▶ _PROBLEMS TO SOLVE_:
[1] Please summarize the proposition below in one sentence.
[2] Print the proposition word for word from "Proposition 9.1.7.3. Let" to "filtered $\infty $-category.".

▶ _TEXT SECTION_:

Proposition 9.1.7.3. Let $\lambda $ be an uncountable cardinal, let $\operatorname{\mathcal{C}}$ be a filtered $\infty $-category, and let $\operatorname{\mathcal{C}}_0 \subseteq \operatorname{\mathcal{C}}$ be a $\lambda $-small simplicial subset. Then $\operatorname{\mathcal{C}}_0$ is contained in a $\lambda $-small simplicial subset $\operatorname{\mathcal{C}}' \subseteq \operatorname{\mathcal{C}}$ which is a filtered $\infty $-category.

(Element box records)

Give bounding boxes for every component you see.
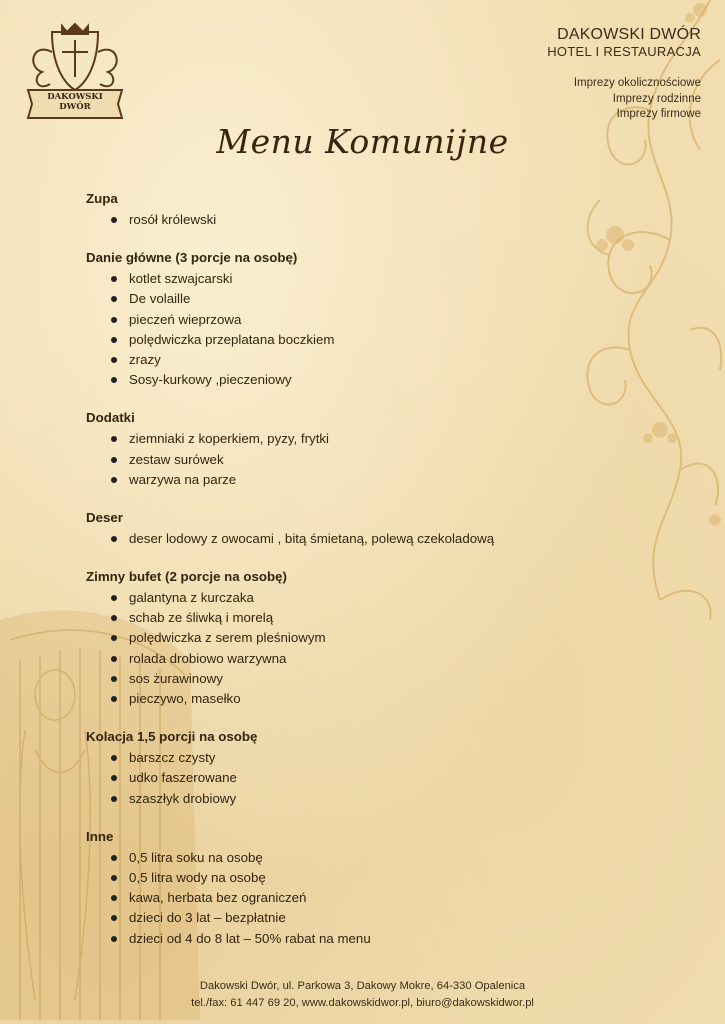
menu-item: 0,5 litra soku na osobę [86,848,606,868]
menu-section-danie-glowne [86,249,606,390]
section-heading: Inne [86,828,114,844]
menu-item: ziemniaki z koperkiem, pyzy, frytki [86,429,606,449]
footer [0,978,725,1012]
service-item: Imprezy firmowe [616,108,701,120]
section-heading: Danie główne (3 porcje na osobę) [86,250,298,266]
services-list [574,76,701,123]
page-title: Menu Komunijne [216,122,509,161]
menu-section-dodatki [86,409,606,490]
menu-item: zrazy [86,350,606,370]
service-item: Imprezy okolicznościowe [573,77,701,89]
hotel-name [547,26,701,60]
footer-address: Dakowski Dwór, ul. Parkowa 3, Dakowy Mokre, 64-330 Opalenica [199,980,526,992]
hotel-name-line1: DAKOWSKI DWÓR [557,26,701,43]
menu-item: dzieci od 4 do 8 lat – 50% rabat na menu [86,929,606,949]
menu-item: kawa, herbata bez ograniczeń [86,888,606,908]
menu-item: galantyna z kurczaka [86,588,606,608]
menu-item: pieczywo, masełko [86,689,606,709]
menu-item: pieczeń wieprzowa [86,310,606,330]
menu-item: barszcz czysty [86,748,606,768]
service-item: Imprezy rodzinne [612,92,701,105]
menu-section-zupa [86,190,606,230]
menu-item: rolada drobiowo warzywna [86,649,606,669]
menu-item: polędwiczka przeplatana boczkiem [86,330,606,350]
menu-item: sos żurawinowy [86,669,606,689]
section-heading: Zupa [86,191,118,206]
menu-item: Sosy-kurkowy ,pieczeniowy [86,370,606,390]
menu-item: zestaw surówek [86,450,606,470]
menu-section-deser [86,509,606,549]
menu-section-kolacja [86,728,606,809]
menu-item: schab ze śliwką i morelą [86,608,606,628]
menu-list [86,190,606,968]
menu-item: szaszłyk drobiowy [86,789,606,809]
logo-label: DAKOWSKI DWÓR [47,92,103,112]
section-heading: Deser [86,509,123,525]
menu-item: kotlet szwajcarski [86,269,606,289]
menu-item: De volaille [86,289,606,309]
menu-item: dzieci do 3 lat – bezpłatnie [86,908,606,928]
section-heading: Dodatki [86,410,135,426]
menu-item: warzywa na parze [86,470,606,490]
menu-section-inne [86,828,606,949]
menu-item: 0,5 litra wody na osobę [86,868,606,888]
footer-contact: tel./fax: 61 447 69 20, www.dakowskidwor.pl, biuro@dakowskidwor.pl [191,997,534,1009]
menu-section-zimny-bufet [86,568,606,709]
logo-text [34,92,116,112]
menu-item: polędwiczka z serem pleśniowym [86,628,606,648]
section-heading: Zimny bufet (2 porcje na osobę) [86,569,287,585]
hotel-name-line2: HOTEL I RESTAURACJA [547,44,701,59]
menu-item: udko faszerowane [86,768,606,788]
menu-item: rosół królewski [86,210,606,230]
menu-item: deser lodowy z owocami , bitą śmietaną, polewą czekoladową [86,529,606,549]
section-heading: Kolacja 1,5 porcji na osobę [86,729,258,745]
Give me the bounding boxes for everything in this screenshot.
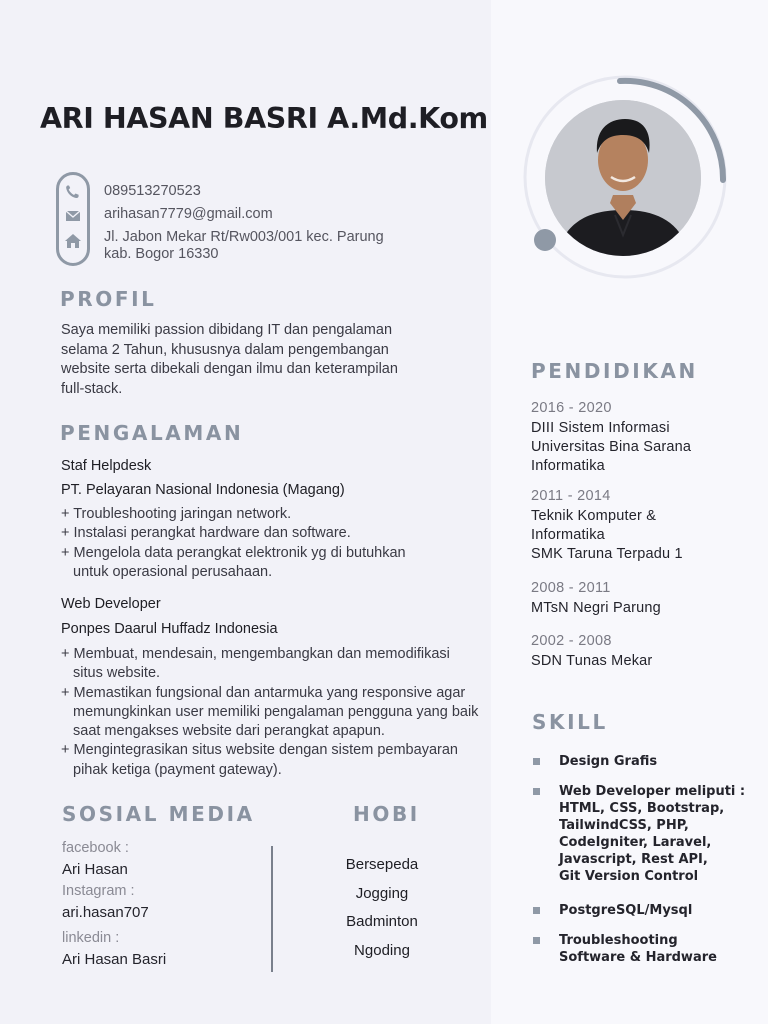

▶ _EXERCISE RESULTS_:
[1] If λ is an uncountable cardinal and 𝒞 is a filtered ∞-category, then every λ-small simplicial subset 𝒞₀ of 𝒞 is contained in a λ-small simplicial subset 𝒞′ of 𝒞 that is itself a filtered ∞-category.

[2]
Proposition 9.1.7.3. Let $\lambda $ be an uncountable cardinal, let $\operatorname{\mathcal{C}}$ be a filtered $\infty $-category, and let $\operatorname{\mathcal{C}}_0 \subseteq \operatorname{\mathcal{C}}$ be a $\lambda $-small simplicial subset. Then $\operatorname{\mathcal{C}}_0$ is contained in a $\lambda $-small simplicial subset $\operatorname{\mathcal{C}}' \subseteq \operatorname{\mathcal{C}}$ which is a filtered $\infty $-category.